== Directions ==
Determine the count of lines holding "semper" and give that count alone.

-- START OF Records to process --

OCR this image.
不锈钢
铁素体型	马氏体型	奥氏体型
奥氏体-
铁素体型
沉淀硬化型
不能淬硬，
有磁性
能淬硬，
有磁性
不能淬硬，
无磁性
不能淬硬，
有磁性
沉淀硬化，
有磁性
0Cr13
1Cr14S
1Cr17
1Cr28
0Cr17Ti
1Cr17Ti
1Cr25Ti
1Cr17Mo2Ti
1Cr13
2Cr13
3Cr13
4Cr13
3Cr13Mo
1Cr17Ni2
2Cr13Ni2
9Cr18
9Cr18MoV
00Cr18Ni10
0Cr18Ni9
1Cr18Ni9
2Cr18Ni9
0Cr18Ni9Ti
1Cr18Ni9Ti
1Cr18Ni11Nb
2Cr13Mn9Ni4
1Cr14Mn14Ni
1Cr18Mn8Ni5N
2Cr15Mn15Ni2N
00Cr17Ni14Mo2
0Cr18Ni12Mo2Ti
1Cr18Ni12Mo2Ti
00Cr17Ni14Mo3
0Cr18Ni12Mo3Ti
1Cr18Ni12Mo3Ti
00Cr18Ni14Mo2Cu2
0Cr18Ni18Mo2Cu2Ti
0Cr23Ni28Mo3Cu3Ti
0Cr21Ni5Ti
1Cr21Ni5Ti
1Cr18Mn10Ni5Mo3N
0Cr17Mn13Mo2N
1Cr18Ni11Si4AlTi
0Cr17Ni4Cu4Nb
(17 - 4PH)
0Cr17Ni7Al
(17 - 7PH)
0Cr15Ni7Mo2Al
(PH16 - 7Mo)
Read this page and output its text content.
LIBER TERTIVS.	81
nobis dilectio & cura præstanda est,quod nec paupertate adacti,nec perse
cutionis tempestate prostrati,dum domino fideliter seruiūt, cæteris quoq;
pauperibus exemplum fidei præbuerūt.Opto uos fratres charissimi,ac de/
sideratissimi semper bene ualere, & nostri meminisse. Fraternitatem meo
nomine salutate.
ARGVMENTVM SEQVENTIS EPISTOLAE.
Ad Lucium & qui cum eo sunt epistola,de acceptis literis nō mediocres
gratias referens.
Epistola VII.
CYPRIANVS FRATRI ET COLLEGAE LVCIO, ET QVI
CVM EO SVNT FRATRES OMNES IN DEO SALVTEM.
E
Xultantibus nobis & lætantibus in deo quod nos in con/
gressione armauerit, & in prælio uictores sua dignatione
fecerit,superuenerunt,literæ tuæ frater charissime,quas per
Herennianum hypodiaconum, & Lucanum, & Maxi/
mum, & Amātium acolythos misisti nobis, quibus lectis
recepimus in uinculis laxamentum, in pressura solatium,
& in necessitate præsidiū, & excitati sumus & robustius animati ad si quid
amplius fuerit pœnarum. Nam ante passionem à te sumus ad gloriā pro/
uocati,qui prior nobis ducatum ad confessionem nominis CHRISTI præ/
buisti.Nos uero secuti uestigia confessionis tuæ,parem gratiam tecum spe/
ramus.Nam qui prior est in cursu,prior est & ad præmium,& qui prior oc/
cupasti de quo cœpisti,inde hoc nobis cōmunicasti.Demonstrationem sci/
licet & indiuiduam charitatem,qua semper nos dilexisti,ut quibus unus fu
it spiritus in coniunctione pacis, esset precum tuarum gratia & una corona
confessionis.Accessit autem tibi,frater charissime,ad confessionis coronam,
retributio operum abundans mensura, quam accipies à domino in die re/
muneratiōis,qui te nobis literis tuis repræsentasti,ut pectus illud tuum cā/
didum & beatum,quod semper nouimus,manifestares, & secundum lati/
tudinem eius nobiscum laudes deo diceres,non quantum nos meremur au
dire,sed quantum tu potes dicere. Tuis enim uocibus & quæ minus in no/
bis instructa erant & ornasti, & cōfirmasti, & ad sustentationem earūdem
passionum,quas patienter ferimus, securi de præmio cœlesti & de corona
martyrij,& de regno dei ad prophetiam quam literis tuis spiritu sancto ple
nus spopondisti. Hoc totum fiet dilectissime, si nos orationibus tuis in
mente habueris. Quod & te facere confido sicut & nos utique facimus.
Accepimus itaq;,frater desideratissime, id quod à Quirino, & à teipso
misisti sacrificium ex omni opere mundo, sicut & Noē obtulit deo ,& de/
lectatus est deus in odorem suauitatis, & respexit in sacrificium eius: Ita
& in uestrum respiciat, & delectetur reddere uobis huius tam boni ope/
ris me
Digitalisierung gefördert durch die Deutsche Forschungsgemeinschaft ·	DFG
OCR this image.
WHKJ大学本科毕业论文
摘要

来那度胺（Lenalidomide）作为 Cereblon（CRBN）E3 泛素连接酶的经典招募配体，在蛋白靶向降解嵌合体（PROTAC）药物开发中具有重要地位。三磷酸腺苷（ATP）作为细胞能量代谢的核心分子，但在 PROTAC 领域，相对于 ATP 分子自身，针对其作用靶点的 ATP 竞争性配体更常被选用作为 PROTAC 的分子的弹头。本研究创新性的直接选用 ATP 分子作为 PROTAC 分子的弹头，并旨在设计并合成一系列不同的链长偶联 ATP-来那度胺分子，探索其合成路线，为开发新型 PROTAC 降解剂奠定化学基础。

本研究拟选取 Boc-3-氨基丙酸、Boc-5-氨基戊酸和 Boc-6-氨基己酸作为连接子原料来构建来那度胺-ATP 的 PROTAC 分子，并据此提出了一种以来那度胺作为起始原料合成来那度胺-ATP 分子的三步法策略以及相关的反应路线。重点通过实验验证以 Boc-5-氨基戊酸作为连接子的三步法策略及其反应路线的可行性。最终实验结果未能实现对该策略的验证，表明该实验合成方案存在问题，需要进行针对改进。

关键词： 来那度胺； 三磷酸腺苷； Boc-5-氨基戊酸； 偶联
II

-- END OF Records to process --

== Output of the exercise ==
3